In the data, extract each line that holds the string "uses".

>>>>>

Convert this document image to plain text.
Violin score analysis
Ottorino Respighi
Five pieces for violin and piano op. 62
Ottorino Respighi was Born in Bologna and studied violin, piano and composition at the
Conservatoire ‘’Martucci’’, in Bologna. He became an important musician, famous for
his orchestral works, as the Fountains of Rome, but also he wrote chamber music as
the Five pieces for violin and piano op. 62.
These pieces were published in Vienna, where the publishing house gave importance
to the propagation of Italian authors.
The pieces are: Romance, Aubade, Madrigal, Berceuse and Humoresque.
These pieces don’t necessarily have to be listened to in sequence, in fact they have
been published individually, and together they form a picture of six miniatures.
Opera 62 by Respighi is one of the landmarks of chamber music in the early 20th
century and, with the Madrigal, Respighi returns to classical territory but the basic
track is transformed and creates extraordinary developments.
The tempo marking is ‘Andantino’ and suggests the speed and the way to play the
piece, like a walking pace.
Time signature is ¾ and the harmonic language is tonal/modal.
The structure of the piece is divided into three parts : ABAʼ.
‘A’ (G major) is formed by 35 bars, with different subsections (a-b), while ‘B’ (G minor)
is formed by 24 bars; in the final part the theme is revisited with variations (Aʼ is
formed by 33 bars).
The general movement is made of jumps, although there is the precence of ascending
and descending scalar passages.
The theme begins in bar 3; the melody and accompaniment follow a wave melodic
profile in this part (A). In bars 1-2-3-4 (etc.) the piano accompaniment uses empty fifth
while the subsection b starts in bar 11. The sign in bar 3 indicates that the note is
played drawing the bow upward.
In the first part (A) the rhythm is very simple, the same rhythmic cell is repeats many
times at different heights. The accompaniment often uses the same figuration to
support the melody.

<<<<<

● OUTPUT FOR THIS EXERCISE:
profile in this part (A). In bars 1-2-3-4 (etc.) the piano accompaniment uses empty fifth
times at different heights. The accompaniment often uses the same figuration to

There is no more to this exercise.